#### Page excerpt:
□ □ □ □

KWFI-FM
- Aberdeen, Idaho; United States;
- Broadcast area: Idaho Falls-Pocatello, Idaho
- Frequency: 96.1 MHz
- Branding: 96.1 & 102.1 The Wolf

Programming
- Format: Country

Ownership
- Owner: Rich Broadcasting; (Rich Broadcasting Idaho LS, LLC);

History
- First air date: 1965
- Former call signs: KID-FM (1965–1989); KSIF (1989–1991); KMXE (1991–1992); KID-FM (1992–2018);
- Call sign meaning: The Wolf Idaho

Technical information
- Licensing authority: FCC
- Facility ID: 22195
- Class: C
- ERP: 100,000 watts
- HAAT: 458 meters (1,503 ft)
- Transmitter coordinates: 43°29′51″N 112°39′50″W﻿ / ﻿43.49750°N 112.66389°W
- Repeater: 102.1 KWFO-FM (Driggs)

□ □ □ □

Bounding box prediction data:
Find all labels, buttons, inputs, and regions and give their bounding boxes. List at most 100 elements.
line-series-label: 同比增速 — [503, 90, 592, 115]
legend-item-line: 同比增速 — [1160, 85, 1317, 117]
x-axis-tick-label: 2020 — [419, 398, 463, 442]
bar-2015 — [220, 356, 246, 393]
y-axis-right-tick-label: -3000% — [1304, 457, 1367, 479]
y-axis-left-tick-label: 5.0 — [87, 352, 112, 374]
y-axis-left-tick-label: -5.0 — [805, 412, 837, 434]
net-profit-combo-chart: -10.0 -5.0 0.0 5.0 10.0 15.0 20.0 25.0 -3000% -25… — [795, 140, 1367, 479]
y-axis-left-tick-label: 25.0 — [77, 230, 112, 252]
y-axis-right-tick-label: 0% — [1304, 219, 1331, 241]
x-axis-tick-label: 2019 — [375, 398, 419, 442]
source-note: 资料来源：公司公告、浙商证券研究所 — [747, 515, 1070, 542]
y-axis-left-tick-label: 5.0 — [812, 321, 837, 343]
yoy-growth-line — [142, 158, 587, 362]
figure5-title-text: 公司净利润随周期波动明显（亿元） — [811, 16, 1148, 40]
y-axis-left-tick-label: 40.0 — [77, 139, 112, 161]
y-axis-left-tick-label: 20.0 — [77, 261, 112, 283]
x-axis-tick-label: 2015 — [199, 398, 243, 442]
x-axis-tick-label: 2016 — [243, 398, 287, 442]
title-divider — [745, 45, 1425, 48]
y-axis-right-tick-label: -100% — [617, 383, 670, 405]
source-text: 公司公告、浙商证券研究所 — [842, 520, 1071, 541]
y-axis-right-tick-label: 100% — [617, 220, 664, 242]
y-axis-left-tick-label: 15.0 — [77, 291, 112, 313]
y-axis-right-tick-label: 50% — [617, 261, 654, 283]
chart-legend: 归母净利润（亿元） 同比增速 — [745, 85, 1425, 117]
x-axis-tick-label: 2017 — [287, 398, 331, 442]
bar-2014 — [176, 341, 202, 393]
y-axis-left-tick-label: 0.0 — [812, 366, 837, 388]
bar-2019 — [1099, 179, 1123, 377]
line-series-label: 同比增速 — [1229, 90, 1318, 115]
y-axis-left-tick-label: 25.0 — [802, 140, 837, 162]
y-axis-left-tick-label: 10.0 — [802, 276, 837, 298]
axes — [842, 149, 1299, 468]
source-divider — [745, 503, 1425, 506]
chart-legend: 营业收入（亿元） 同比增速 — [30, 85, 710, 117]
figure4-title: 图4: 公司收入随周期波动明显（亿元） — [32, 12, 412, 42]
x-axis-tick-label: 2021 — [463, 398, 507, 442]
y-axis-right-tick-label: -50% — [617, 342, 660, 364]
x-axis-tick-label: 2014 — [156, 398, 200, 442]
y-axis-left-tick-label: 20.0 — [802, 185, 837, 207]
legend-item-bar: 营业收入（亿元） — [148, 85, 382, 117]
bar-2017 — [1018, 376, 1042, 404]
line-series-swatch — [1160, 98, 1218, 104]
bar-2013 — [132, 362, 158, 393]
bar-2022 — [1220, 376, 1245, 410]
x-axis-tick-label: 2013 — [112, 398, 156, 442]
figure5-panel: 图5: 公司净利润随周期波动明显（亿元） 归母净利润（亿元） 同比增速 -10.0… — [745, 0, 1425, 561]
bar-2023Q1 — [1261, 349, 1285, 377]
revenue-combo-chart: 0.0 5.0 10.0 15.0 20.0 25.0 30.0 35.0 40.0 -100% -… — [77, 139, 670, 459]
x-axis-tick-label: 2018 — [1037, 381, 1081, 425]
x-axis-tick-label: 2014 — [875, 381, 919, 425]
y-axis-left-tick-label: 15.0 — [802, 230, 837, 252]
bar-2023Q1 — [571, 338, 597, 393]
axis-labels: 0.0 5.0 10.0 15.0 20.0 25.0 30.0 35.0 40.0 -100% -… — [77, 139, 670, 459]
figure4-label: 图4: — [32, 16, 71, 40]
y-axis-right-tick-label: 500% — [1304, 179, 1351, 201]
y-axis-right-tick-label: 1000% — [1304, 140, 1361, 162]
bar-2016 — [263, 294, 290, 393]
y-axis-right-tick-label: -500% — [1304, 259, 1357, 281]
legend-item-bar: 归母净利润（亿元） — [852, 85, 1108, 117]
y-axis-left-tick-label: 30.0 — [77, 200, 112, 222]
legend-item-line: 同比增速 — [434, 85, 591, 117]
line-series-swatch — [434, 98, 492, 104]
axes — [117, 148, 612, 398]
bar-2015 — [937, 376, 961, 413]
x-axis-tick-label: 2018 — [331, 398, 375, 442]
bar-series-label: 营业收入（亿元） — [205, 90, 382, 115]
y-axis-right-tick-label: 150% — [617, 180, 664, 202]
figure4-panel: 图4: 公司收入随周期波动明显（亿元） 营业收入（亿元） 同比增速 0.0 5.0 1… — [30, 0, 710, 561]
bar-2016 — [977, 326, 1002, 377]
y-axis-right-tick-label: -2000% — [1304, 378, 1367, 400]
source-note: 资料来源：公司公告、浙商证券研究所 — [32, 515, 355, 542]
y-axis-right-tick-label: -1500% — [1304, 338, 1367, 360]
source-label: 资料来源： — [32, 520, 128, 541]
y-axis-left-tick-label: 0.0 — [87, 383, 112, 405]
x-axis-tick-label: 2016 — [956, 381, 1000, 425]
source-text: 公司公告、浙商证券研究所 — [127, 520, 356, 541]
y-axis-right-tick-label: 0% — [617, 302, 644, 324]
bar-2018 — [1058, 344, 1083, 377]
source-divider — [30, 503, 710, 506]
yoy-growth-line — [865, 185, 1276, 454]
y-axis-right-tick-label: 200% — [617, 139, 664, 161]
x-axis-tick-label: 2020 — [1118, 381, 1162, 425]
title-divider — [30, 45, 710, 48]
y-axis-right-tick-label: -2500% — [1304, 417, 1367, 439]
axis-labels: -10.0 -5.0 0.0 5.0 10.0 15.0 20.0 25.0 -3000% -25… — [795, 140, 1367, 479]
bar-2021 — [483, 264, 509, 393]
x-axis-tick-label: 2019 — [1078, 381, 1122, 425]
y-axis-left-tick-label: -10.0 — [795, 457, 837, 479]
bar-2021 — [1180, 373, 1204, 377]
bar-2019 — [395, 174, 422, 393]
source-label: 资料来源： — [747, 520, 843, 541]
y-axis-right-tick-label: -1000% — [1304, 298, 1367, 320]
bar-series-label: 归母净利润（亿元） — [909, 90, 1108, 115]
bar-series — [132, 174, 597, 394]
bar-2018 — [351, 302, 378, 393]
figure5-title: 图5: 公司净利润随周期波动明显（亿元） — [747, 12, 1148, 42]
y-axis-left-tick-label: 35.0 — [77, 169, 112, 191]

□ □ □ □

#### Assignment 1:
Which call sign did the station use from 1989 to 1991, according to the KWFI-FM profile?
#### Assignment 2:
Carry on with the KWFI-FM profile, picking up right after its final line.
These items have no connection to the KWFI-FM profile.

#### Answer section 1:
KSIF

#### Answer section 2:
Links
- Public license information: Public file; LMS;
- Webcast: Listen live
- Website: wolfidaho.com

= KWFI-FM =

KWFI-FM is a commercial radio station located in Aberdeen, Idaho, broadcasting on 96.1 FM. KWFI-FM airs a country music format simulcast with KWFO-FM 102.1 in Driggs as "96.1 & 102.1 The Wolf".

==History==
On September 26, 2011, the then-KID-FM rebranded from "The Bull" to "River Country", and began simulcasting with KCHQ (102.1 FM) in Driggs, Idaho.

On October 25, 2018, KID-FM rebranded from "River Country" to "The Wolf". The station changed its call sign to KWFI-FM on November 26, 2018.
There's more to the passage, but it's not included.